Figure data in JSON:
- - - - - - -

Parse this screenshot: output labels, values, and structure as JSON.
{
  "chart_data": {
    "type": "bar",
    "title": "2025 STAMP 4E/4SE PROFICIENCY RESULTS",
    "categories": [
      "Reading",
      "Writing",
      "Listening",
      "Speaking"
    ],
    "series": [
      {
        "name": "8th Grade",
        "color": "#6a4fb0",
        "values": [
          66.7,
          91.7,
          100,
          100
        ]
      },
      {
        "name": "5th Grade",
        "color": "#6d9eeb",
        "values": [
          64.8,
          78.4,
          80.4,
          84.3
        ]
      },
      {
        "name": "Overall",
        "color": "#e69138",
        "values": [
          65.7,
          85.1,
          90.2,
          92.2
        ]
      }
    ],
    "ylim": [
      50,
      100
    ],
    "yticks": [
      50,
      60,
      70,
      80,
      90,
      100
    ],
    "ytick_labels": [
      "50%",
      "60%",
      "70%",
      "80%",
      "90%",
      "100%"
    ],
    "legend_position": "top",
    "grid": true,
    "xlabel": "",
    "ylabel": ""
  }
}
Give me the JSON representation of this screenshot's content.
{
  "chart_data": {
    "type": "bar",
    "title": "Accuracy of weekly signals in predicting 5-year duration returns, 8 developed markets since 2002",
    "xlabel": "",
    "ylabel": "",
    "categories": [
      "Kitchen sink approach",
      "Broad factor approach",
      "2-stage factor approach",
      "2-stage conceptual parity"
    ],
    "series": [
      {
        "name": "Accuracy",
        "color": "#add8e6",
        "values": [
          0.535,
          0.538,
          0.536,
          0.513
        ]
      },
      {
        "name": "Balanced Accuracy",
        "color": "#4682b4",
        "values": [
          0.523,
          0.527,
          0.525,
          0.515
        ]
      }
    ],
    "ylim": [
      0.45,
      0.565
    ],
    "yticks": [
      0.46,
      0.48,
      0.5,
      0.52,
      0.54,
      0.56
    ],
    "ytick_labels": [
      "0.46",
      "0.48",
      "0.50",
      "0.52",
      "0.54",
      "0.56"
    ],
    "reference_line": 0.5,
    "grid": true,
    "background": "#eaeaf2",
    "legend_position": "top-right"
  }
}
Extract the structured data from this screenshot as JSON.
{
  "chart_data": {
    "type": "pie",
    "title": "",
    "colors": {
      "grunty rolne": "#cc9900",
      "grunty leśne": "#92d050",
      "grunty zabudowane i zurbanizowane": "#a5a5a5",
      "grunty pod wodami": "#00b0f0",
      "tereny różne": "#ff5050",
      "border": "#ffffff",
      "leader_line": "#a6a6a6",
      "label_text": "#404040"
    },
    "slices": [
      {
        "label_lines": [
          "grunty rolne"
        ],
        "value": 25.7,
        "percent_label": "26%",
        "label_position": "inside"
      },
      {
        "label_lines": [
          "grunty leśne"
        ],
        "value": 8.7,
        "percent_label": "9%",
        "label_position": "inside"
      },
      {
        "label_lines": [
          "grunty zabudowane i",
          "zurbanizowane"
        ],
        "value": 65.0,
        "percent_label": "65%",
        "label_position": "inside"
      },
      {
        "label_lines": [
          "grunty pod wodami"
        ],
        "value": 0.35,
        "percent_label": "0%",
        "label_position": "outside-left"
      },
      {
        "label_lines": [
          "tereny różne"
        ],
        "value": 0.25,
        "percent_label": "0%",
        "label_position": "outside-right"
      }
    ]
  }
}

- - - - - - -

## What the task requires
Gather all the lines that include the word "Accuracy" and copy them out.

## Completed task
    "title": "Accuracy of weekly signals in predicting 5-year duration returns, 8 developed markets since 2002",
        "name": "Accuracy",
        "name": "Balanced Accuracy",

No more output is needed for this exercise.